• **Objective**
Pictures don't belong in the copy; print all the records exactly.

• **Exercise input**
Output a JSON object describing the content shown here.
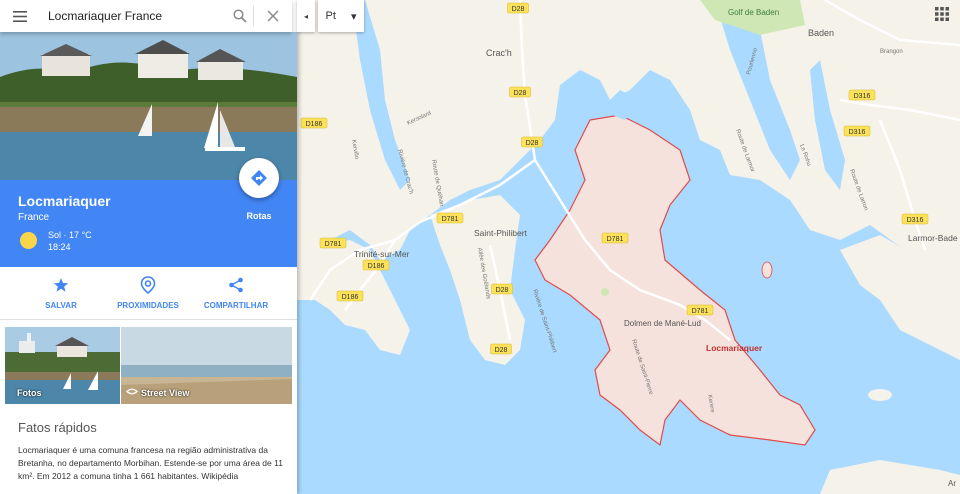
{
  "search": {
    "query": "Locmariaquer France"
  },
  "toggle": {
    "arrow": "◂"
  },
  "language": {
    "selected": "Pt",
    "arrow": "▾"
  },
  "place": {
    "name": "Locmariaquer",
    "country": "France",
    "weather": "Sol · 17 °C",
    "time": "18:24",
    "directions_label": "Rotas"
  },
  "actions": [
    {
      "label": "SALVAR",
      "icon": "star-icon"
    },
    {
      "label": "PROXIMIDADES",
      "icon": "nearby-icon"
    },
    {
      "label": "COMPARTILHAR",
      "icon": "share-icon"
    }
  ],
  "photos": {
    "photos_label": "Fotos",
    "streetview_label": "Street View"
  },
  "facts": {
    "title": "Fatos rápidos",
    "text": "Locmariaquer é uma comuna francesa na região administrativa da Bretanha, no departamento Morbihan. Estende-se por uma área de 11 km². Em 2012 a comuna tinha 1 661 habitantes. Wikipédia"
  },
  "map": {
    "colors": {
      "water": "#aadaff",
      "land": "#f5f2e9",
      "highlight": "#f6e2dc",
      "boundary": "#e04b4b",
      "park": "#cfe7b5",
      "road_label_bg": "#fce15a"
    },
    "labels": {
      "crach": "Crac'h",
      "baden": "Baden",
      "golf": "Golf de Baden",
      "saint_philibert": "Saint-Philibert",
      "trinite": "Trinité-sur-Mer",
      "dolmen": "Dolmen de Mané-Lud",
      "locmariaquer": "Locmariaquer",
      "larmor": "Larmor-Bade",
      "kersolard": "Kersolard",
      "riviere_crach": "Rivière de Crac'h",
      "route_quehan": "Route de Quéhan",
      "allee_goelands": "Allée des Goélands",
      "riviere_philibert": "Rivière de Saint-Philibert",
      "route_saint_pierre": "Route de Saint-Pierre",
      "kerere": "Kerere",
      "brangon": "Brangon",
      "pourlenno": "Pourlenno",
      "route_de_larmor": "Route de Larmor",
      "le_rohu": "Le Rohu",
      "route_de_larron": "Route de Larron",
      "ar": "Ar",
      "kervillo": "Kervillo"
    },
    "roads": [
      "D28",
      "D28",
      "D28",
      "D28",
      "D28",
      "D781",
      "D781",
      "D781",
      "D781",
      "D186",
      "D186",
      "D186",
      "D316",
      "D316",
      "D316"
    ]
  }
}
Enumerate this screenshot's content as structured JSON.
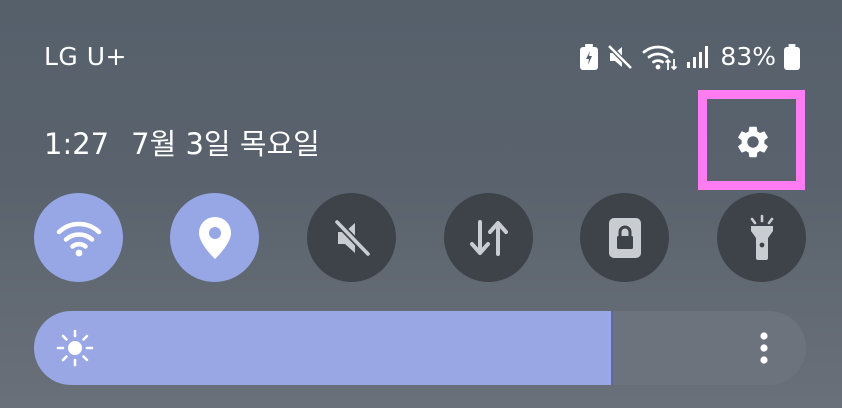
{
  "status_bar": {
    "carrier": "LG U+",
    "battery_percent": "83%",
    "icons": [
      "battery-saver-icon",
      "mute-icon",
      "wifi-icon",
      "signal-icon",
      "battery-icon"
    ]
  },
  "header": {
    "time": "1:27",
    "date": "7월 3일 목요일",
    "settings_icon": "gear-icon"
  },
  "quick_toggles": [
    {
      "name": "wifi",
      "icon": "wifi-icon",
      "state": "on"
    },
    {
      "name": "location",
      "icon": "location-pin-icon",
      "state": "on"
    },
    {
      "name": "sound",
      "icon": "mute-icon",
      "state": "off"
    },
    {
      "name": "mobile-data",
      "icon": "data-transfer-icon",
      "state": "off"
    },
    {
      "name": "rotation-lock",
      "icon": "lock-icon",
      "state": "off"
    },
    {
      "name": "flashlight",
      "icon": "flashlight-icon",
      "state": "off"
    }
  ],
  "brightness": {
    "level_fraction": 0.75,
    "icon": "sun-icon",
    "more_icon": "more-vertical-icon"
  },
  "colors": {
    "toggle_on": "#97a7e6",
    "toggle_off": "#3e434a",
    "highlight": "#ff7cf2"
  }
}
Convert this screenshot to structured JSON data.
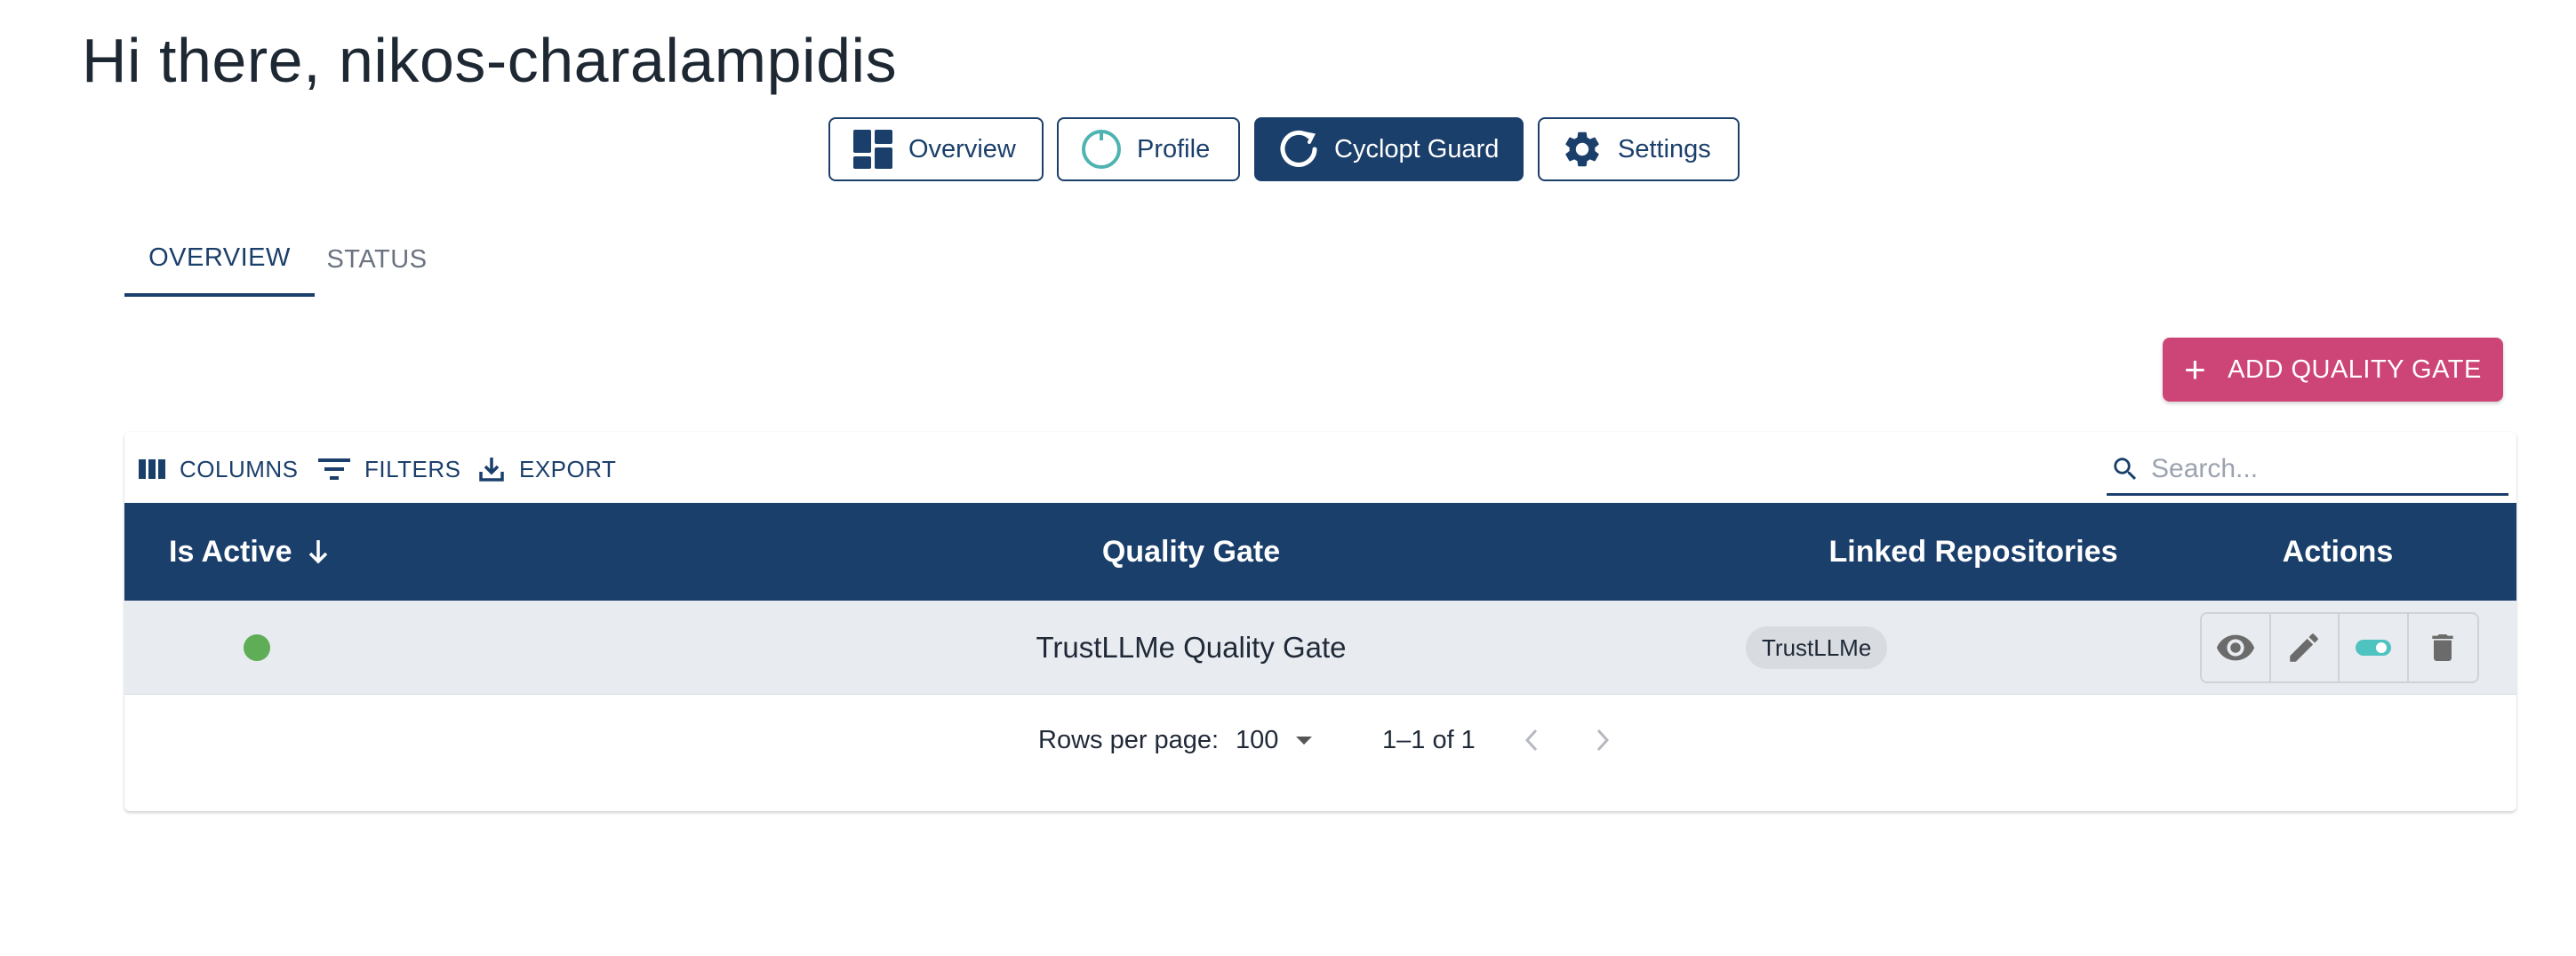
{
  "greeting": "Hi there, nikos-charalampidis",
  "nav": {
    "buttons": [
      {
        "label": "Overview",
        "icon": "dashboard-icon"
      },
      {
        "label": "Profile",
        "icon": "circle-icon"
      },
      {
        "label": "Cyclopt Guard",
        "icon": "guard-icon",
        "active": true
      },
      {
        "label": "Settings",
        "icon": "gear-icon"
      }
    ]
  },
  "tabs": [
    {
      "label": "OVERVIEW",
      "active": true
    },
    {
      "label": "STATUS",
      "active": false
    }
  ],
  "add_button": {
    "label": "ADD QUALITY GATE",
    "color": "#cd4576"
  },
  "toolbar": {
    "columns": "COLUMNS",
    "filters": "FILTERS",
    "export": "EXPORT"
  },
  "search": {
    "placeholder": "Search..."
  },
  "table": {
    "headers": {
      "is_active": "Is Active",
      "quality_gate": "Quality Gate",
      "linked_repositories": "Linked Repositories",
      "actions": "Actions"
    },
    "sort": {
      "column": "Is Active",
      "direction": "descending"
    },
    "rows": [
      {
        "is_active": true,
        "quality_gate": "TrustLLMe Quality Gate",
        "linked_repositories": [
          "TrustLLMe"
        ],
        "actions": [
          "eye-icon",
          "pencil-icon",
          "toggle-icon",
          "trash-icon"
        ]
      }
    ]
  },
  "pagination": {
    "rows_per_page_label": "Rows per page:",
    "rows_per_page": "100",
    "range": "1–1 of 1"
  },
  "colors": {
    "primary": "#1b3f6b",
    "accent": "#cd4576",
    "active_dot": "#5fad56",
    "toggle": "#4fc3c0"
  }
}
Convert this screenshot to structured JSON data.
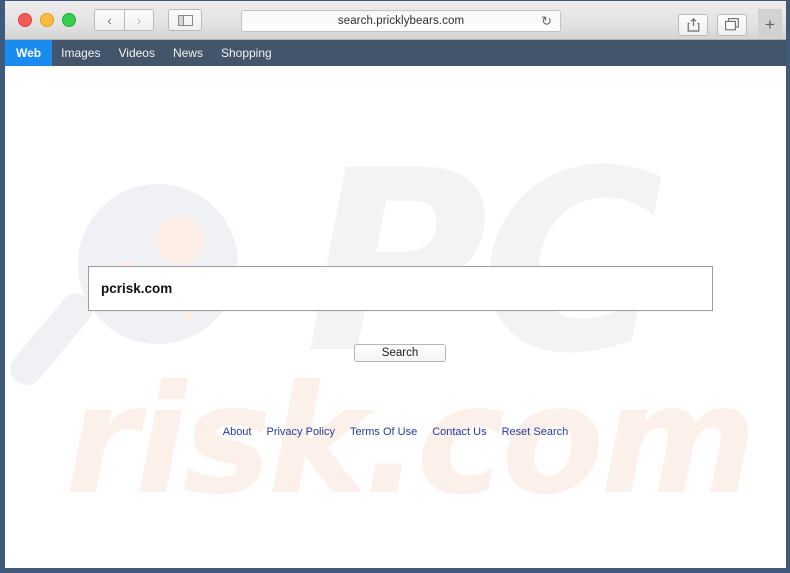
{
  "browser": {
    "url": "search.pricklybears.com",
    "traffic_lights": [
      "close",
      "minimize",
      "maximize"
    ],
    "back_label": "‹",
    "forward_label": "›",
    "reload_label": "↻",
    "new_tab_label": "+"
  },
  "site_nav": {
    "items": [
      {
        "label": "Web",
        "active": true
      },
      {
        "label": "Images",
        "active": false
      },
      {
        "label": "Videos",
        "active": false
      },
      {
        "label": "News",
        "active": false
      },
      {
        "label": "Shopping",
        "active": false
      }
    ]
  },
  "search": {
    "value": "pcrisk.com",
    "placeholder": "",
    "button_label": "Search"
  },
  "footer": {
    "links": [
      "About",
      "Privacy Policy",
      "Terms Of Use",
      "Contact Us",
      "Reset Search"
    ]
  },
  "watermarks": {
    "pc_text": "PC",
    "risk_text": "risk.com"
  },
  "colors": {
    "nav_bar": "#42556a",
    "active_tab": "#1a8cf0",
    "link": "#2a3b9c",
    "window_border": "#41597a",
    "watermark_gray": "#f3f3f3",
    "watermark_peach": "#fbf1ea"
  }
}
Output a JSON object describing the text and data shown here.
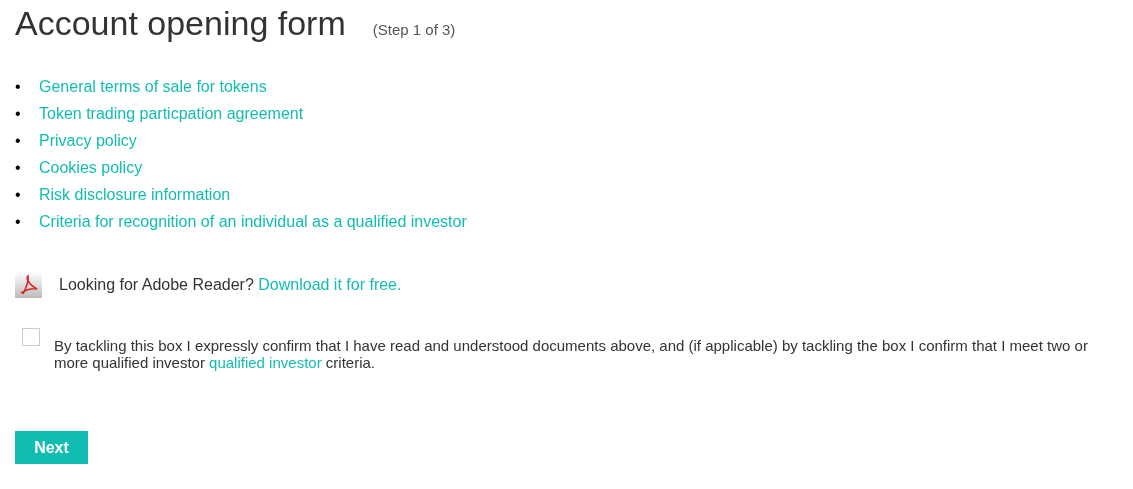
{
  "title": "Account opening form",
  "step": "(Step 1 of 3)",
  "documents": [
    {
      "bullet": "•",
      "label": "General terms of sale for tokens"
    },
    {
      "bullet": "•",
      "label": "Token trading particpation agreement"
    },
    {
      "bullet": "•",
      "label": "Privacy policy"
    },
    {
      "bullet": "•",
      "label": "Cookies policy"
    },
    {
      "bullet": "•",
      "label": "Risk disclosure information"
    },
    {
      "bullet": "•",
      "label": "Criteria for recognition of an individual as a qualified investor"
    }
  ],
  "reader_note": {
    "text": "Looking for Adobe Reader?",
    "link": "Download it for free."
  },
  "consent": {
    "checked": false,
    "text_before": "By tackling this box I expressly confirm that I have read and understood documents above, and (if applicable) by tackling the box I confirm that I meet two or more qualified investor",
    "link": "qualified investor",
    "text_after": "criteria."
  },
  "next_button": "Next"
}
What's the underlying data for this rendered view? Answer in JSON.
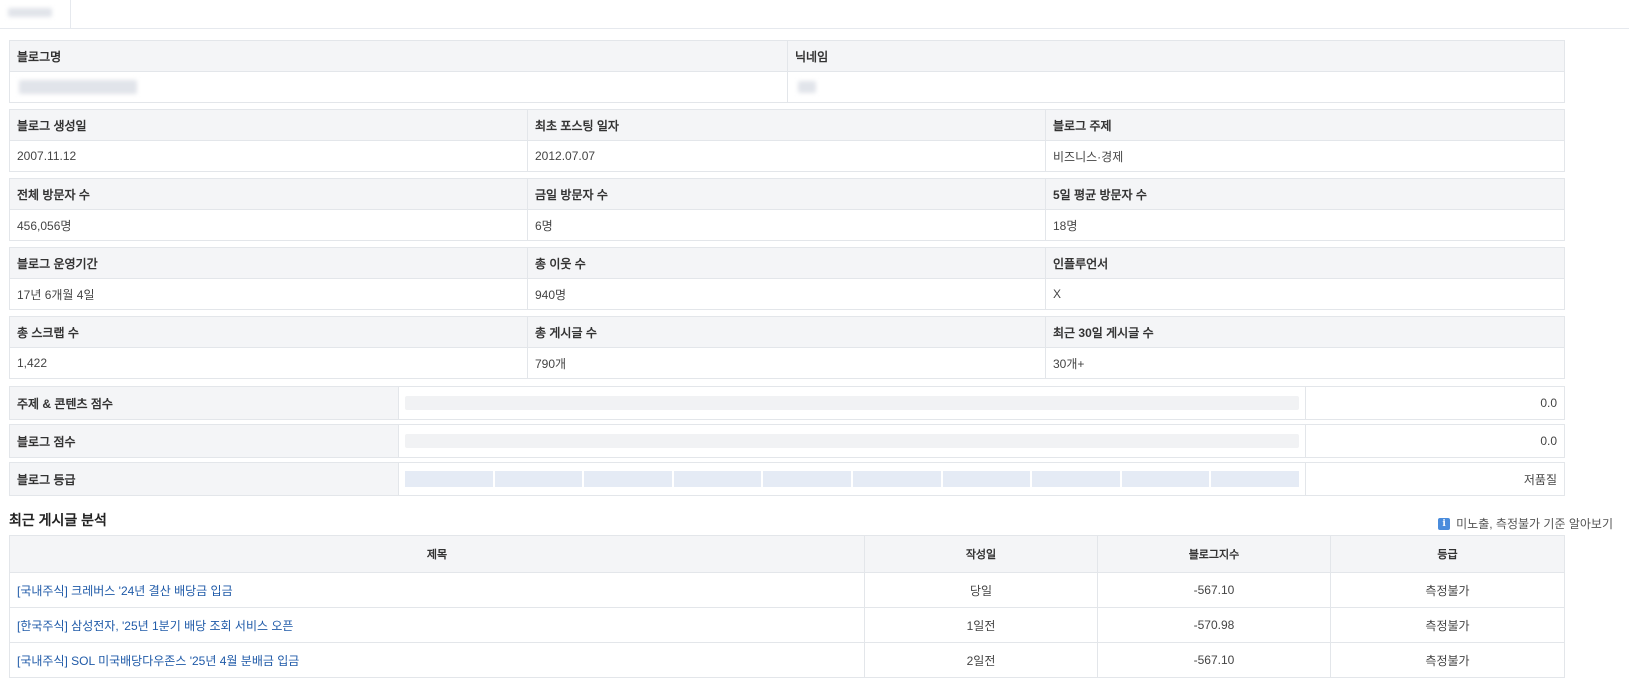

• **Response**
Output a JSON object describing the content shown here.
{
  "search": {
    "query": "Locmariaquer France"
  },
  "toggle": {
    "arrow": "◂"
  },
  "language": {
    "selected": "Pt",
    "arrow": "▾"
  },
  "place": {
    "name": "Locmariaquer",
    "country": "France",
    "weather": "Sol · 17 °C",
    "time": "18:24",
    "directions_label": "Rotas"
  },
  "actions": [
    {
      "label": "SALVAR",
      "icon": "star-icon"
    },
    {
      "label": "PROXIMIDADES",
      "icon": "nearby-icon"
    },
    {
      "label": "COMPARTILHAR",
      "icon": "share-icon"
    }
  ],
  "photos": {
    "photos_label": "Fotos",
    "streetview_label": "Street View"
  },
  "facts": {
    "title": "Fatos rápidos",
    "text": "Locmariaquer é uma comuna francesa na região administrativa da Bretanha, no departamento Morbihan. Estende-se por uma área de 11 km². Em 2012 a comuna tinha 1 661 habitantes. Wikipédia"
  },
  "map": {
    "colors": {
      "water": "#aadaff",
      "land": "#f5f2e9",
      "highlight": "#f6e2dc",
      "boundary": "#e04b4b",
      "park": "#cfe7b5",
      "road_label_bg": "#fce15a"
    },
    "labels": {
      "crach": "Crac'h",
      "baden": "Baden",
      "golf": "Golf de Baden",
      "saint_philibert": "Saint-Philibert",
      "trinite": "Trinité-sur-Mer",
      "dolmen": "Dolmen de Mané-Lud",
      "locmariaquer": "Locmariaquer",
      "larmor": "Larmor-Bade",
      "kersolard": "Kersolard",
      "riviere_crach": "Rivière de Crac'h",
      "route_quehan": "Route de Quéhan",
      "allee_goelands": "Allée des Goélands",
      "riviere_philibert": "Rivière de Saint-Philibert",
      "route_saint_pierre": "Route de Saint-Pierre",
      "kerere": "Kerere",
      "brangon": "Brangon",
      "pourlenno": "Pourlenno",
      "route_de_larmor": "Route de Larmor",
      "le_rohu": "Le Rohu",
      "route_de_larron": "Route de Larron",
      "ar": "Ar",
      "kervillo": "Kervillo"
    },
    "roads": [
      "D28",
      "D28",
      "D28",
      "D28",
      "D28",
      "D781",
      "D781",
      "D781",
      "D781",
      "D186",
      "D186",
      "D186",
      "D316",
      "D316",
      "D316"
    ]
  }
}
Enumerate this screenshot's content as structured JSON.
{
  "status_bar": {
    "carrier": "LG U+",
    "battery_percent": "83%",
    "icons": [
      "battery-saver-icon",
      "mute-icon",
      "wifi-icon",
      "signal-icon",
      "battery-icon"
    ]
  },
  "header": {
    "time": "1:27",
    "date": "7월 3일 목요일",
    "settings_icon": "gear-icon"
  },
  "quick_toggles": [
    {
      "name": "wifi",
      "icon": "wifi-icon",
      "state": "on"
    },
    {
      "name": "location",
      "icon": "location-pin-icon",
      "state": "on"
    },
    {
      "name": "sound",
      "icon": "mute-icon",
      "state": "off"
    },
    {
      "name": "mobile-data",
      "icon": "data-transfer-icon",
      "state": "off"
    },
    {
      "name": "rotation-lock",
      "icon": "lock-icon",
      "state": "off"
    },
    {
      "name": "flashlight",
      "icon": "flashlight-icon",
      "state": "off"
    }
  ],
  "brightness": {
    "level_fraction": 0.75,
    "icon": "sun-icon",
    "more_icon": "more-vertical-icon"
  },
  "colors": {
    "toggle_on": "#97a7e6",
    "toggle_off": "#3e434a",
    "highlight": "#ff7cf2"
  }
}
Convert this screenshot to structured JSON data.
{
  "greeting": "Hi there, nikos-charalampidis",
  "nav": {
    "buttons": [
      {
        "label": "Overview",
        "icon": "dashboard-icon"
      },
      {
        "label": "Profile",
        "icon": "circle-icon"
      },
      {
        "label": "Cyclopt Guard",
        "icon": "guard-icon",
        "active": true
      },
      {
        "label": "Settings",
        "icon": "gear-icon"
      }
    ]
  },
  "tabs": [
    {
      "label": "OVERVIEW",
      "active": true
    },
    {
      "label": "STATUS",
      "active": false
    }
  ],
  "add_button": {
    "label": "ADD QUALITY GATE",
    "color": "#cd4576"
  },
  "toolbar": {
    "columns": "COLUMNS",
    "filters": "FILTERS",
    "export": "EXPORT"
  },
  "search": {
    "placeholder": "Search..."
  },
  "table": {
    "headers": {
      "is_active": "Is Active",
      "quality_gate": "Quality Gate",
      "linked_repositories": "Linked Repositories",
      "actions": "Actions"
    },
    "sort": {
      "column": "Is Active",
      "direction": "descending"
    },
    "rows": [
      {
        "is_active": true,
        "quality_gate": "TrustLLMe Quality Gate",
        "linked_repositories": [
          "TrustLLMe"
        ],
        "actions": [
          "eye-icon",
          "pencil-icon",
          "toggle-icon",
          "trash-icon"
        ]
      }
    ]
  },
  "pagination": {
    "rows_per_page_label": "Rows per page:",
    "rows_per_page": "100",
    "range": "1–1 of 1"
  },
  "colors": {
    "primary": "#1b3f6b",
    "accent": "#cd4576",
    "active_dot": "#5fad56",
    "toggle": "#4fc3c0"
  }
}
Convert this screenshot to structured JSON data.
{
  "browser": {
    "url": "search.pricklybears.com",
    "traffic_lights": [
      "close",
      "minimize",
      "maximize"
    ],
    "back_label": "‹",
    "forward_label": "›",
    "reload_label": "↻",
    "new_tab_label": "+"
  },
  "site_nav": {
    "items": [
      {
        "label": "Web",
        "active": true
      },
      {
        "label": "Images",
        "active": false
      },
      {
        "label": "Videos",
        "active": false
      },
      {
        "label": "News",
        "active": false
      },
      {
        "label": "Shopping",
        "active": false
      }
    ]
  },
  "search": {
    "value": "pcrisk.com",
    "placeholder": "",
    "button_label": "Search"
  },
  "footer": {
    "links": [
      "About",
      "Privacy Policy",
      "Terms Of Use",
      "Contact Us",
      "Reset Search"
    ]
  },
  "watermarks": {
    "pc_text": "PC",
    "risk_text": "risk.com"
  },
  "colors": {
    "nav_bar": "#42556a",
    "active_tab": "#1a8cf0",
    "link": "#2a3b9c",
    "window_border": "#41597a",
    "watermark_gray": "#f3f3f3",
    "watermark_peach": "#fbf1ea"
  }
}
Output a JSON object describing the text and data shown here.
{
  "title": "Account opening form",
  "step": "(Step 1 of 3)",
  "documents": [
    {
      "bullet": "•",
      "label": "General terms of sale for tokens"
    },
    {
      "bullet": "•",
      "label": "Token trading particpation agreement"
    },
    {
      "bullet": "•",
      "label": "Privacy policy"
    },
    {
      "bullet": "•",
      "label": "Cookies policy"
    },
    {
      "bullet": "•",
      "label": "Risk disclosure information"
    },
    {
      "bullet": "•",
      "label": "Criteria for recognition of an individual as a qualified investor"
    }
  ],
  "reader_note": {
    "text": "Looking for Adobe Reader?",
    "link": "Download it for free."
  },
  "consent": {
    "checked": false,
    "text_before": "By tackling this box I expressly confirm that I have read and understood documents above, and (if applicable) by tackling the box I confirm that I meet two or more qualified investor",
    "link": "qualified investor",
    "text_after": "criteria."
  },
  "next_button": "Next"
}
What's the underlying data for this rendered view? Answer in JSON.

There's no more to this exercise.